● **What you will do**:
Report how many lines contain the word "Francis"; answer with the number only.

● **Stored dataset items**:
++++++++++
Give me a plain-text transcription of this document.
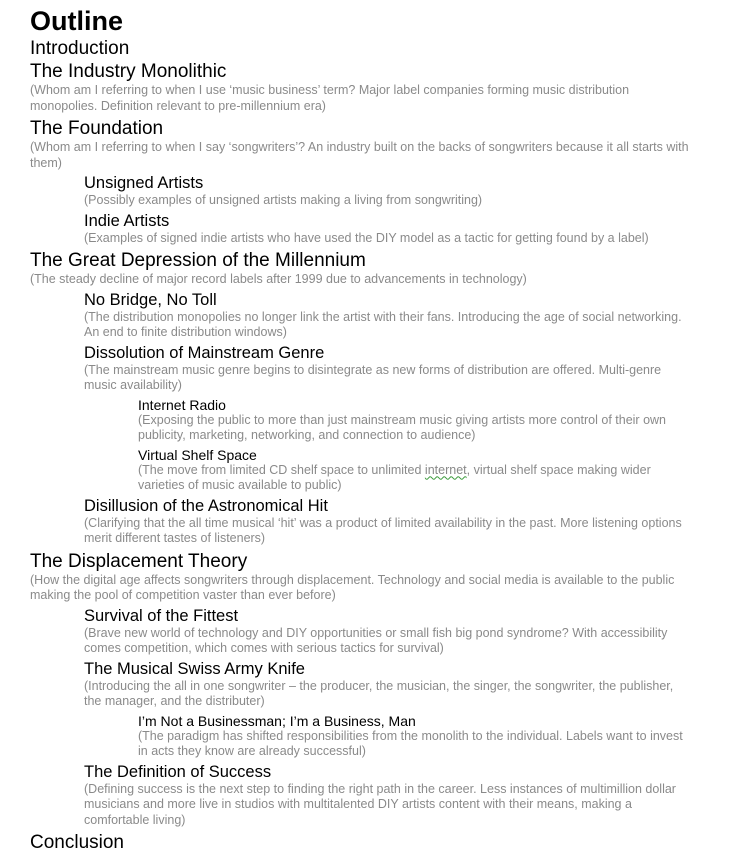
Outline
Introduction
The Industry Monolithic
(Whom am I referring to when I use ‘music business’ term? Major label companies forming music distribution monopolies. Definition relevant to pre-millennium era)
The Foundation
(Whom am I referring to when I say ‘songwriters’? An industry built on the backs of songwriters because it all starts with them)
Unsigned Artists
(Possibly examples of unsigned artists making a living from songwriting)
Indie Artists
(Examples of signed indie artists who have used the DIY model as a tactic for getting found by a label)
The Great Depression of the Millennium
(The steady decline of major record labels after 1999 due to advancements in technology)
No Bridge, No Toll
(The distribution monopolies no longer link the artist with their fans. Introducing the age of social networking. An end to finite distribution windows)
Dissolution of Mainstream Genre
(The mainstream music genre begins to disintegrate as new forms of distribution are offered. Multi-genre music availability)
Internet Radio
(Exposing the public to more than just mainstream music giving artists more control of their own publicity, marketing, networking, and connection to audience)
Virtual Shelf Space
(The move from limited CD shelf space to unlimited internet, virtual shelf space making wider varieties of music available to public)
Disillusion of the Astronomical Hit
(Clarifying that the all time musical ‘hit’ was a product of limited availability in the past. More listening options merit different tastes of listeners)
The Displacement Theory
(How the digital age affects songwriters through displacement. Technology and social media is available to the public making the pool of competition vaster than ever before)
Survival of the Fittest
(Brave new world of technology and DIY opportunities or small fish big pond syndrome? With accessibility comes competition, which comes with serious tactics for survival)
The Musical Swiss Army Knife
(Introducing the all in one songwriter – the producer, the musician, the singer, the songwriter, the publisher, the manager, and the distributer)
I’m Not a Businessman; I’m a Business, Man
(The paradigm has shifted responsibilities from the monolith to the individual. Labels want to invest in acts they know are already successful)
The Definition of Success
(Defining success is the next step to finding the right path in the career. Less instances of multimillion dollar musicians and more live in studios with multitalented DIY artists content with their means, making a comfortable living)
Conclusion
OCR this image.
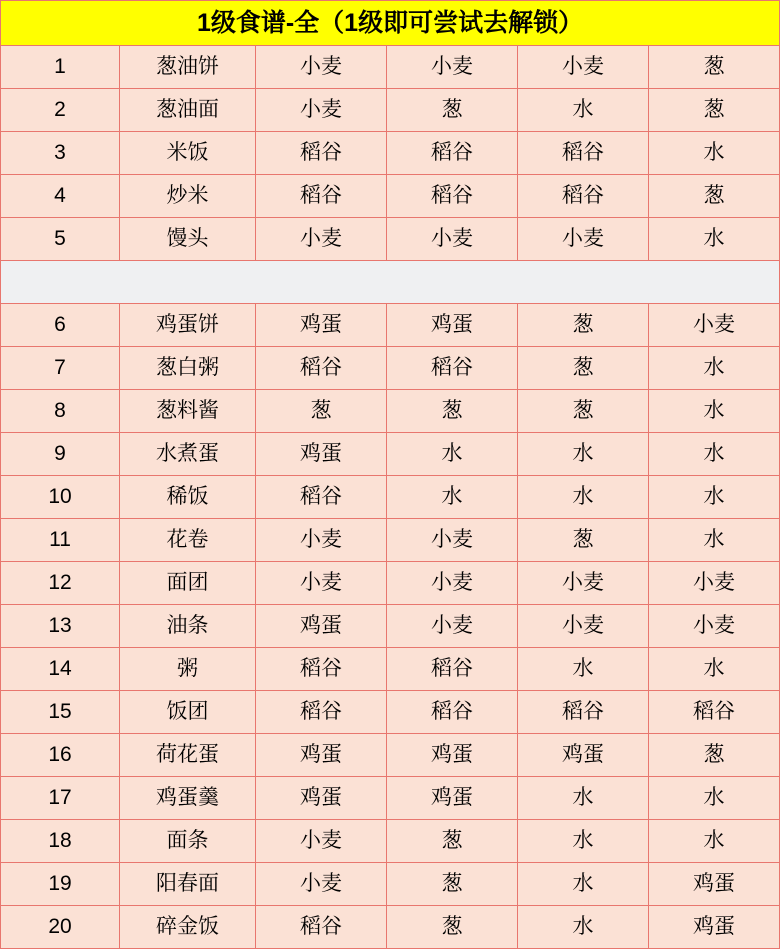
1级食谱-全（1级即可尝试去解锁）					
1	葱油饼	小麦	小麦	小麦	葱
2	葱油面	小麦	葱	水	葱
3	米饭	稻谷	稻谷	稻谷	水
4	炒米	稻谷	稻谷	稻谷	葱
5	馒头	小麦	小麦	小麦	水

6	鸡蛋饼	鸡蛋	鸡蛋	葱	小麦
7	葱白粥	稻谷	稻谷	葱	水
8	葱料酱	葱	葱	葱	水
9	水煮蛋	鸡蛋	水	水	水
10	稀饭	稻谷	水	水	水
11	花卷	小麦	小麦	葱	水
12	面团	小麦	小麦	小麦	小麦
13	油条	鸡蛋	小麦	小麦	小麦
14	粥	稻谷	稻谷	水	水
15	饭团	稻谷	稻谷	稻谷	稻谷
16	荷花蛋	鸡蛋	鸡蛋	鸡蛋	葱
17	鸡蛋羹	鸡蛋	鸡蛋	水	水
18	面条	小麦	葱	水	水
19	阳春面	小麦	葱	水	鸡蛋
20	碎金饭	稻谷	葱	水	鸡蛋
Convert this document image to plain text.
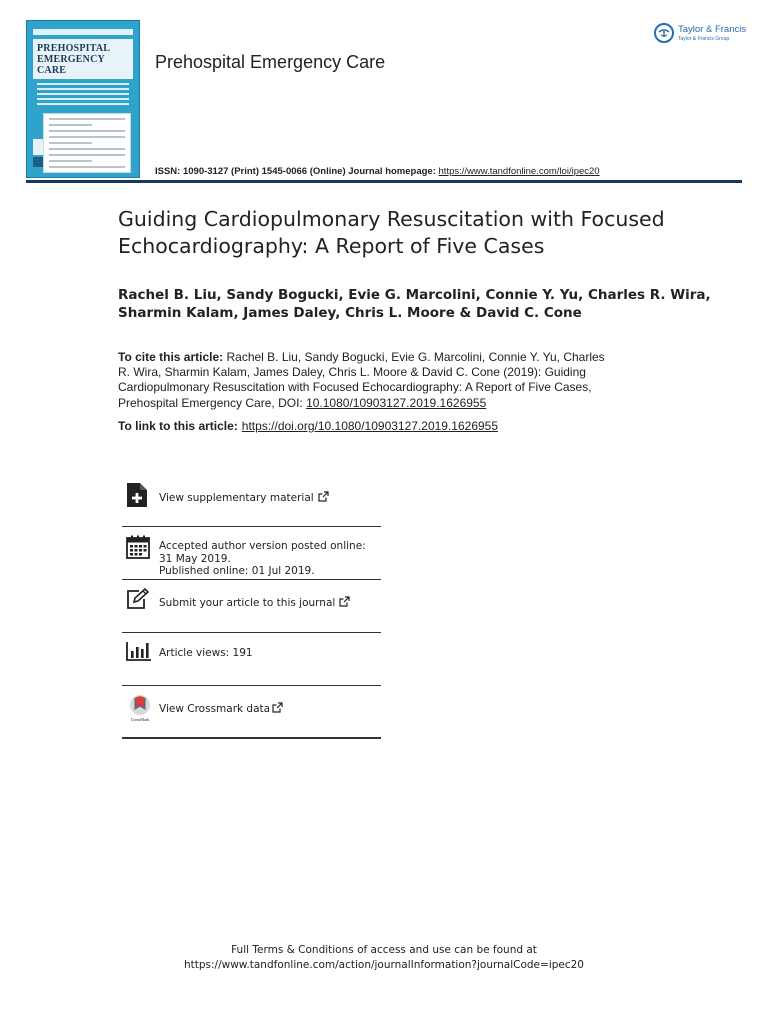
PREHOSPITAL
EMERGENCY CARE	Prehospital Emergency Care
Taylor & Francis
Taylor & Francis Group
ISSN: 1090-3127 (Print) 1545-0066 (Online) Journal homepage: https://www.tandfonline.com/loi/ipec20
Guiding Cardiopulmonary Resuscitation with Focused Echocardiography: A Report of Five Cases
Rachel B. Liu, Sandy Bogucki, Evie G. Marcolini, Connie Y. Yu, Charles R. Wira, Sharmin Kalam, James Daley, Chris L. Moore & David C. Cone
To cite this article: Rachel B. Liu, Sandy Bogucki, Evie G. Marcolini, Connie Y. Yu, Charles R. Wira, Sharmin Kalam, James Daley, Chris L. Moore & David C. Cone (2019): Guiding Cardiopulmonary Resuscitation with Focused Echocardiography: A Report of Five Cases, Prehospital Emergency Care, DOI: 10.1080/10903127.2019.1626955
To link to this article: https://doi.org/10.1080/10903127.2019.1626955
View supplementary material
Accepted author version posted online: 31 May 2019.
Published online: 01 Jul 2019.
Submit your article to this journal
Article views: 191
CrossMark
View Crossmark data
Full Terms & Conditions of access and use can be found at
https://www.tandfonline.com/action/journalInformation?journalCode=ipec20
++++++++++
● **Exercise result**:
2